» **Task goal**: Search the material for the string "name" and copy each line where it occurs.

» **Figure dataset records**:
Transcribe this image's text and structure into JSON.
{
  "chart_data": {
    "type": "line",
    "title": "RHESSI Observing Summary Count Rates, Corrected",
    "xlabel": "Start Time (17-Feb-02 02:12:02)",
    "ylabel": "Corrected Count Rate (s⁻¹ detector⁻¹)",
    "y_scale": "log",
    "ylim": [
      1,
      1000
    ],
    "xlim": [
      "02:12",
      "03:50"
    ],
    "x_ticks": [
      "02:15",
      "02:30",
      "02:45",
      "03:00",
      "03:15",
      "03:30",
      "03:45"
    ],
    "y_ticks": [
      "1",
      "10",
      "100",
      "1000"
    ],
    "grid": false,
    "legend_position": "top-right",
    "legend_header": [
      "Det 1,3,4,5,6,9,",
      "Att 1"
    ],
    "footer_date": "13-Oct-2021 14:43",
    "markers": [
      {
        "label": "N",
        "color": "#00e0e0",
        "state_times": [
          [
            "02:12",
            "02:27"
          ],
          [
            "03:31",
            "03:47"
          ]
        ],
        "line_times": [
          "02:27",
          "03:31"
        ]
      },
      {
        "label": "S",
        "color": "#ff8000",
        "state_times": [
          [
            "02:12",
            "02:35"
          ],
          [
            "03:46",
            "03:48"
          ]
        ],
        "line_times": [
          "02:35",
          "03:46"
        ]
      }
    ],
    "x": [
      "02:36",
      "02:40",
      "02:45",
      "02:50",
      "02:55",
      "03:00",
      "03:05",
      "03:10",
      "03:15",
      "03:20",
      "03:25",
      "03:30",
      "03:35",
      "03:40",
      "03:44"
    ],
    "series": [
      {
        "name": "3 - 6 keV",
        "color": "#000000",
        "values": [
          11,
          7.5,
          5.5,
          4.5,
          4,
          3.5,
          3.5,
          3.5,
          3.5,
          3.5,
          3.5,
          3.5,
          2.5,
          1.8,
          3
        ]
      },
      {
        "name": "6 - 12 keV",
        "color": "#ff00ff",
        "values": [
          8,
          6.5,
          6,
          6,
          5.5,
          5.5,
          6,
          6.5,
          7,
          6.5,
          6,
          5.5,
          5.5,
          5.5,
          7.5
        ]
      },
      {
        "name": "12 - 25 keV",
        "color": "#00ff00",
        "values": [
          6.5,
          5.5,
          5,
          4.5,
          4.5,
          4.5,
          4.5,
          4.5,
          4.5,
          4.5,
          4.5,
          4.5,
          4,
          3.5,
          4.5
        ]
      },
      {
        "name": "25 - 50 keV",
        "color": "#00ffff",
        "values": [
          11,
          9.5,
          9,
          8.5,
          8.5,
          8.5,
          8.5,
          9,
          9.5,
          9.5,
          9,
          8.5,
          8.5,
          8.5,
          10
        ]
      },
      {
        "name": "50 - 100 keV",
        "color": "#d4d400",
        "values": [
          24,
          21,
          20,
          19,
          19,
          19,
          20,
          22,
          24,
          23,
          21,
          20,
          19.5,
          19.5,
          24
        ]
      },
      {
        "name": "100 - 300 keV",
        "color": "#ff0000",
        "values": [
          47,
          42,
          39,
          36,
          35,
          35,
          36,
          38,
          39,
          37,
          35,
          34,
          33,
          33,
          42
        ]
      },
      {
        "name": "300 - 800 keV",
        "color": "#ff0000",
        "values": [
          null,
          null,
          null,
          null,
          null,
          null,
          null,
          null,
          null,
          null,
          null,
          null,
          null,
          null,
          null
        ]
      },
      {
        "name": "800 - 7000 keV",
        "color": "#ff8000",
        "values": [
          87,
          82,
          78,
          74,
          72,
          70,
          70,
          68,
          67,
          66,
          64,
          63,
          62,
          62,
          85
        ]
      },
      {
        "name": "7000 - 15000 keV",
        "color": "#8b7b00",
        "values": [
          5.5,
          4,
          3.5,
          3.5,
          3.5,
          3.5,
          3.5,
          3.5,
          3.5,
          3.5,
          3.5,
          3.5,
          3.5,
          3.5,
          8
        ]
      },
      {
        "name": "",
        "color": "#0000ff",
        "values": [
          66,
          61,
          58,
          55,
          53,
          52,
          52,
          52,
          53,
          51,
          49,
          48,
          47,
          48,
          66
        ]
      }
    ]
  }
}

» **Exercise result**:
        "name": "3 - 6 keV",
        "name": "6 - 12 keV",
        "name": "12 - 25 keV",
        "name": "25 - 50 keV",
        "name": "50 - 100 keV",
        "name": "100 - 300 keV",
        "name": "300 - 800 keV",
        "name": "800 - 7000 keV",
        "name": "7000 - 15000 keV",
        "name": "",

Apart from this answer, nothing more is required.